* LISTED ENTRIES
* * * * *

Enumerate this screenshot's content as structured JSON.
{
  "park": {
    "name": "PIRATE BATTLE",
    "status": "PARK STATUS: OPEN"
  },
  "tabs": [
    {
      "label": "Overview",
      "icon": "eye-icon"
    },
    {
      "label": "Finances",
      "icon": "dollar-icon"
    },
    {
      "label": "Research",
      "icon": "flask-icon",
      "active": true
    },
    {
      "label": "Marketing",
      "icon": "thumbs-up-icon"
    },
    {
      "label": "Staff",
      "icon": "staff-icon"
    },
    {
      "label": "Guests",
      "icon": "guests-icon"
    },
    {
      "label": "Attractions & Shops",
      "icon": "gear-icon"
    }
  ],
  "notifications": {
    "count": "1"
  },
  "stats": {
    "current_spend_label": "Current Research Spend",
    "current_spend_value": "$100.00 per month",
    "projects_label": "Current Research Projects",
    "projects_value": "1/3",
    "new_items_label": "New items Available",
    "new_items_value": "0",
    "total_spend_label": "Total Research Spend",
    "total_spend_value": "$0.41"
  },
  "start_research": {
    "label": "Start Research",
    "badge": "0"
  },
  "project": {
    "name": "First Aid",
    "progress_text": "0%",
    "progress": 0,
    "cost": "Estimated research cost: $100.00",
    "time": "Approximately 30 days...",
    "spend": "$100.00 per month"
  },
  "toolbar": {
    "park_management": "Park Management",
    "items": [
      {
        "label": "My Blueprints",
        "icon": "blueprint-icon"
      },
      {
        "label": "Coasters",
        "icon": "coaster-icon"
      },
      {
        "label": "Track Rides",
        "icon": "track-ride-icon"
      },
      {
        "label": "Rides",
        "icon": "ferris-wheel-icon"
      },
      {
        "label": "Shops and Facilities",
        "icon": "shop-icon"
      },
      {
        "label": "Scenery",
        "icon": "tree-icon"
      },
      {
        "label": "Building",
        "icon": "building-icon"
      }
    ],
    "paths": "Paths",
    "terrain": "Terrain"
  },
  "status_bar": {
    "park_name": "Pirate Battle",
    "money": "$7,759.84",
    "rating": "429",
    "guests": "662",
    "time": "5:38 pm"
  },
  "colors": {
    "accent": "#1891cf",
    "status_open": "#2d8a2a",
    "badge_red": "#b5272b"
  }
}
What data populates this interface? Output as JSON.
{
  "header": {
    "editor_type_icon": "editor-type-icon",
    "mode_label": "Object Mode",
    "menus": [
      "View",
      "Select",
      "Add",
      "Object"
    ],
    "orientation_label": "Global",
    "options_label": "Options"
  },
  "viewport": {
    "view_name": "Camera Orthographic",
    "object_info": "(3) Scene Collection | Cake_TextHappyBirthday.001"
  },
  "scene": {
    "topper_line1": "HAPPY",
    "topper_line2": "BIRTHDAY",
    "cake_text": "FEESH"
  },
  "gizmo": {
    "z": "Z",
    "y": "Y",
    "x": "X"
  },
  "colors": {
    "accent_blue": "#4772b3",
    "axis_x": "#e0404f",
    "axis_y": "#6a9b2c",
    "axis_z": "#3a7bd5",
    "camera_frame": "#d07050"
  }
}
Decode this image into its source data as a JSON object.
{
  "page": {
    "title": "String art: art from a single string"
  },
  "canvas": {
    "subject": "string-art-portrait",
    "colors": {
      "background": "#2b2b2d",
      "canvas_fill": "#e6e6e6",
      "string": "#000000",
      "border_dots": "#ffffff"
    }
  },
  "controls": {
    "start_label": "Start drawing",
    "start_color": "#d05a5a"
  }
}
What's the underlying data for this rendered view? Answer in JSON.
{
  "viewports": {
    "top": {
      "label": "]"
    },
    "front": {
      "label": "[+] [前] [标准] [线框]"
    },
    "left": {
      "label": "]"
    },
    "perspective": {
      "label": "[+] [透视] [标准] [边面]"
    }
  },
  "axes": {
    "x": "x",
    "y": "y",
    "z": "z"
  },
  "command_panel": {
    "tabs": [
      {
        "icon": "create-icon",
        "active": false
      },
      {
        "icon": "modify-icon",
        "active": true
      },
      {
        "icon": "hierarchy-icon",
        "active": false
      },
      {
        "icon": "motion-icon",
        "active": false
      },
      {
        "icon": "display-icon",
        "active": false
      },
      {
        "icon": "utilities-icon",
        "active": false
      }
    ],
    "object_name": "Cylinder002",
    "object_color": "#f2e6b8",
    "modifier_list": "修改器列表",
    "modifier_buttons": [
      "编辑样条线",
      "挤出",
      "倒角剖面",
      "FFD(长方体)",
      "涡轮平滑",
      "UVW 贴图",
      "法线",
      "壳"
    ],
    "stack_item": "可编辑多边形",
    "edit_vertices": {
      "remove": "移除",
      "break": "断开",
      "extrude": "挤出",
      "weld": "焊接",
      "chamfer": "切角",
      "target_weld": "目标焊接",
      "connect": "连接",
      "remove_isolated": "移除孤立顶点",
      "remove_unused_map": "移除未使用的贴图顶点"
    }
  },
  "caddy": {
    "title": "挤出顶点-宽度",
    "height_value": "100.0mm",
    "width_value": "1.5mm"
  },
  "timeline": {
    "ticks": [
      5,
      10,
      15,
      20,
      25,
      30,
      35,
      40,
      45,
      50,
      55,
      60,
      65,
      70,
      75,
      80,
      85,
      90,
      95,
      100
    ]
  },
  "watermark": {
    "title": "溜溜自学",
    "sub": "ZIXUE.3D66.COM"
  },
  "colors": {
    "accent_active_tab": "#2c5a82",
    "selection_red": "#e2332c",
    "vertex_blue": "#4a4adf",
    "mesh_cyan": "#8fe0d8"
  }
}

* * * * *

* TASK INSTRUCTIONS
Reproduce all the data word for word.

* RESPONSE TO THIS TASK
Enumerate this screenshot's content as structured JSON.
{
  "park": {
    "name": "PIRATE BATTLE",
    "status": "PARK STATUS: OPEN"
  },
  "tabs": [
    {
      "label": "Overview",
      "icon": "eye-icon"
    },
    {
      "label": "Finances",
      "icon": "dollar-icon"
    },
    {
      "label": "Research",
      "icon": "flask-icon",
      "active": true
    },
    {
      "label": "Marketing",
      "icon": "thumbs-up-icon"
    },
    {
      "label": "Staff",
      "icon": "staff-icon"
    },
    {
      "label": "Guests",
      "icon": "guests-icon"
    },
    {
      "label": "Attractions & Shops",
      "icon": "gear-icon"
    }
  ],
  "notifications": {
    "count": "1"
  },
  "stats": {
    "current_spend_label": "Current Research Spend",
    "current_spend_value": "$100.00 per month",
    "projects_label": "Current Research Projects",
    "projects_value": "1/3",
    "new_items_label": "New items Available",
    "new_items_value": "0",
    "total_spend_label": "Total Research Spend",
    "total_spend_value": "$0.41"
  },
  "start_research": {
    "label": "Start Research",
    "badge": "0"
  },
  "project": {
    "name": "First Aid",
    "progress_text": "0%",
    "progress": 0,
    "cost": "Estimated research cost: $100.00",
    "time": "Approximately 30 days...",
    "spend": "$100.00 per month"
  },
  "toolbar": {
    "park_management": "Park Management",
    "items": [
      {
        "label": "My Blueprints",
        "icon": "blueprint-icon"
      },
      {
        "label": "Coasters",
        "icon": "coaster-icon"
      },
      {
        "label": "Track Rides",
        "icon": "track-ride-icon"
      },
      {
        "label": "Rides",
        "icon": "ferris-wheel-icon"
      },
      {
        "label": "Shops and Facilities",
        "icon": "shop-icon"
      },
      {
        "label": "Scenery",
        "icon": "tree-icon"
      },
      {
        "label": "Building",
        "icon": "building-icon"
      }
    ],
    "paths": "Paths",
    "terrain": "Terrain"
  },
  "status_bar": {
    "park_name": "Pirate Battle",
    "money": "$7,759.84",
    "rating": "429",
    "guests": "662",
    "time": "5:38 pm"
  },
  "colors": {
    "accent": "#1891cf",
    "status_open": "#2d8a2a",
    "badge_red": "#b5272b"
  }
}
What data populates this interface? Output as JSON.
{
  "header": {
    "editor_type_icon": "editor-type-icon",
    "mode_label": "Object Mode",
    "menus": [
      "View",
      "Select",
      "Add",
      "Object"
    ],
    "orientation_label": "Global",
    "options_label": "Options"
  },
  "viewport": {
    "view_name": "Camera Orthographic",
    "object_info": "(3) Scene Collection | Cake_TextHappyBirthday.001"
  },
  "scene": {
    "topper_line1": "HAPPY",
    "topper_line2": "BIRTHDAY",
    "cake_text": "FEESH"
  },
  "gizmo": {
    "z": "Z",
    "y": "Y",
    "x": "X"
  },
  "colors": {
    "accent_blue": "#4772b3",
    "axis_x": "#e0404f",
    "axis_y": "#6a9b2c",
    "axis_z": "#3a7bd5",
    "camera_frame": "#d07050"
  }
}
Decode this image into its source data as a JSON object.
{
  "page": {
    "title": "String art: art from a single string"
  },
  "canvas": {
    "subject": "string-art-portrait",
    "colors": {
      "background": "#2b2b2d",
      "canvas_fill": "#e6e6e6",
      "string": "#000000",
      "border_dots": "#ffffff"
    }
  },
  "controls": {
    "start_label": "Start drawing",
    "start_color": "#d05a5a"
  }
}
What's the underlying data for this rendered view? Answer in JSON.
{
  "viewports": {
    "top": {
      "label": "]"
    },
    "front": {
      "label": "[+] [前] [标准] [线框]"
    },
    "left": {
      "label": "]"
    },
    "perspective": {
      "label": "[+] [透视] [标准] [边面]"
    }
  },
  "axes": {
    "x": "x",
    "y": "y",
    "z": "z"
  },
  "command_panel": {
    "tabs": [
      {
        "icon": "create-icon",
        "active": false
      },
      {
        "icon": "modify-icon",
        "active": true
      },
      {
        "icon": "hierarchy-icon",
        "active": false
      },
      {
        "icon": "motion-icon",
        "active": false
      },
      {
        "icon": "display-icon",
        "active": false
      },
      {
        "icon": "utilities-icon",
        "active": false
      }
    ],
    "object_name": "Cylinder002",
    "object_color": "#f2e6b8",
    "modifier_list": "修改器列表",
    "modifier_buttons": [
      "编辑样条线",
      "挤出",
      "倒角剖面",
      "FFD(长方体)",
      "涡轮平滑",
      "UVW 贴图",
      "法线",
      "壳"
    ],
    "stack_item": "可编辑多边形",
    "edit_vertices": {
      "remove": "移除",
      "break": "断开",
      "extrude": "挤出",
      "weld": "焊接",
      "chamfer": "切角",
      "target_weld": "目标焊接",
      "connect": "连接",
      "remove_isolated": "移除孤立顶点",
      "remove_unused_map": "移除未使用的贴图顶点"
    }
  },
  "caddy": {
    "title": "挤出顶点-宽度",
    "height_value": "100.0mm",
    "width_value": "1.5mm"
  },
  "timeline": {
    "ticks": [
      5,
      10,
      15,
      20,
      25,
      30,
      35,
      40,
      45,
      50,
      55,
      60,
      65,
      70,
      75,
      80,
      85,
      90,
      95,
      100
    ]
  },
  "watermark": {
    "title": "溜溜自学",
    "sub": "ZIXUE.3D66.COM"
  },
  "colors": {
    "accent_active_tab": "#2c5a82",
    "selection_red": "#e2332c",
    "vertex_blue": "#4a4adf",
    "mesh_cyan": "#8fe0d8"
  }
}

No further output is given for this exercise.